## What you have to do
Copy out the data exactly, leaving the pictures behind.

───── Extracted data

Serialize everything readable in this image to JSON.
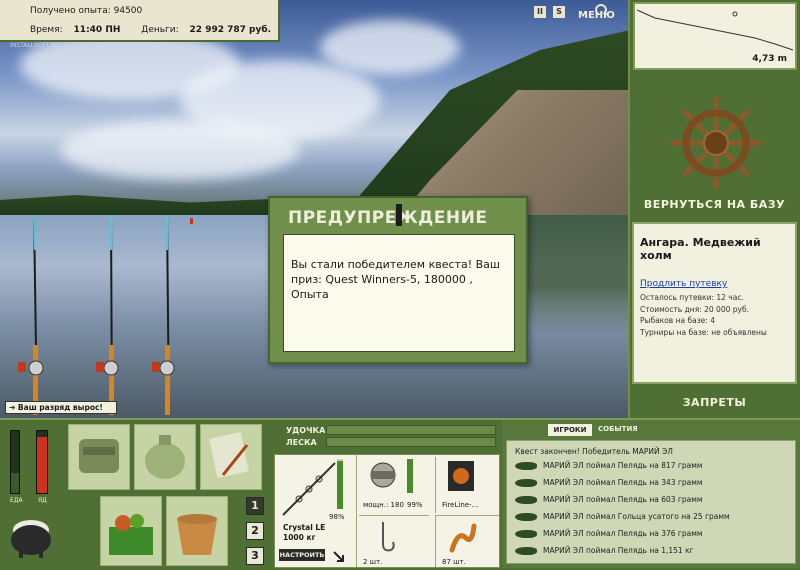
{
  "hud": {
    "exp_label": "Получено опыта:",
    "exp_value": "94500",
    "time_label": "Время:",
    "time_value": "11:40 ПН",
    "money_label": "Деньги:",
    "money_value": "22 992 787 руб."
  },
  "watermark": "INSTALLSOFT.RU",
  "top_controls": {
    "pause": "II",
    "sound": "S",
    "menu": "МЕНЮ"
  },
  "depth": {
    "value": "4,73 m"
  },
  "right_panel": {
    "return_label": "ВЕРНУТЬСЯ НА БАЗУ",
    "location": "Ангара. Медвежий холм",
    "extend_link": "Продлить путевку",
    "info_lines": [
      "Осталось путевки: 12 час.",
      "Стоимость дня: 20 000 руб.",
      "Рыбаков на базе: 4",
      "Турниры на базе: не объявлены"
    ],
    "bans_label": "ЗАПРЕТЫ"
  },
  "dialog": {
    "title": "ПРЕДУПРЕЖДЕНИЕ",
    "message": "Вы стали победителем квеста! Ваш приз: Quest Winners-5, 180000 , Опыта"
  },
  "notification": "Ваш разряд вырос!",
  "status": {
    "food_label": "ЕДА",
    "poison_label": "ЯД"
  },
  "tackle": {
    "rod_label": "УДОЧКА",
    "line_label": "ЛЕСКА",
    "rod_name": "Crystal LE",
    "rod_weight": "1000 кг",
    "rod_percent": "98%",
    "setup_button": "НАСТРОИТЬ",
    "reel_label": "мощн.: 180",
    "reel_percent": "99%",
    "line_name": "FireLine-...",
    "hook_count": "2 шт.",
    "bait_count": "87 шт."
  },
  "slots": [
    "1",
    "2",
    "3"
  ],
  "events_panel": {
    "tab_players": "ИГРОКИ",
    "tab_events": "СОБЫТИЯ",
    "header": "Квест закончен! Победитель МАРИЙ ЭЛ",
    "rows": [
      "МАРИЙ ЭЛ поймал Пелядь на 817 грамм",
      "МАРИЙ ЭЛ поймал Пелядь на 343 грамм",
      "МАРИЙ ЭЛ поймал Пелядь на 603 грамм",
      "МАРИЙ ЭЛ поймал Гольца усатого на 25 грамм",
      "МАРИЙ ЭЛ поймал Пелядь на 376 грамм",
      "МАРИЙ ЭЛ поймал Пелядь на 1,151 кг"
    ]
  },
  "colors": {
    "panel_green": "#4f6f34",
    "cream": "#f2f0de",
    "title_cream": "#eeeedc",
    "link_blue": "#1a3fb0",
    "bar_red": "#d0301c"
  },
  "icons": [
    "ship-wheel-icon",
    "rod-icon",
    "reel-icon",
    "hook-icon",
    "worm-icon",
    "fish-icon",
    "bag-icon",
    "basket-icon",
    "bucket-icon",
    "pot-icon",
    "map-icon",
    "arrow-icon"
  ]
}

──────────

## Answer to the problem
Serialize everything readable in this image to JSON.
{
  "hud": {
    "exp_label": "Получено опыта:",
    "exp_value": "94500",
    "time_label": "Время:",
    "time_value": "11:40 ПН",
    "money_label": "Деньги:",
    "money_value": "22 992 787 руб."
  },
  "watermark": "INSTALLSOFT.RU",
  "top_controls": {
    "pause": "II",
    "sound": "S",
    "menu": "МЕНЮ"
  },
  "depth": {
    "value": "4,73 m"
  },
  "right_panel": {
    "return_label": "ВЕРНУТЬСЯ НА БАЗУ",
    "location": "Ангара. Медвежий холм",
    "extend_link": "Продлить путевку",
    "info_lines": [
      "Осталось путевки: 12 час.",
      "Стоимость дня: 20 000 руб.",
      "Рыбаков на базе: 4",
      "Турниры на базе: не объявлены"
    ],
    "bans_label": "ЗАПРЕТЫ"
  },
  "dialog": {
    "title": "ПРЕДУПРЕЖДЕНИЕ",
    "message": "Вы стали победителем квеста! Ваш приз: Quest Winners-5, 180000 , Опыта"
  },
  "notification": "Ваш разряд вырос!",
  "status": {
    "food_label": "ЕДА",
    "poison_label": "ЯД"
  },
  "tackle": {
    "rod_label": "УДОЧКА",
    "line_label": "ЛЕСКА",
    "rod_name": "Crystal LE",
    "rod_weight": "1000 кг",
    "rod_percent": "98%",
    "setup_button": "НАСТРОИТЬ",
    "reel_label": "мощн.: 180",
    "reel_percent": "99%",
    "line_name": "FireLine-...",
    "hook_count": "2 шт.",
    "bait_count": "87 шт."
  },
  "slots": [
    "1",
    "2",
    "3"
  ],
  "events_panel": {
    "tab_players": "ИГРОКИ",
    "tab_events": "СОБЫТИЯ",
    "header": "Квест закончен! Победитель МАРИЙ ЭЛ",
    "rows": [
      "МАРИЙ ЭЛ поймал Пелядь на 817 грамм",
      "МАРИЙ ЭЛ поймал Пелядь на 343 грамм",
      "МАРИЙ ЭЛ поймал Пелядь на 603 грамм",
      "МАРИЙ ЭЛ поймал Гольца усатого на 25 грамм",
      "МАРИЙ ЭЛ поймал Пелядь на 376 грамм",
      "МАРИЙ ЭЛ поймал Пелядь на 1,151 кг"
    ]
  },
  "colors": {
    "panel_green": "#4f6f34",
    "cream": "#f2f0de",
    "title_cream": "#eeeedc",
    "link_blue": "#1a3fb0",
    "bar_red": "#d0301c"
  },
  "icons": [
    "ship-wheel-icon",
    "rod-icon",
    "reel-icon",
    "hook-icon",
    "worm-icon",
    "fish-icon",
    "bag-icon",
    "basket-icon",
    "bucket-icon",
    "pot-icon",
    "map-icon",
    "arrow-icon"
  ]
}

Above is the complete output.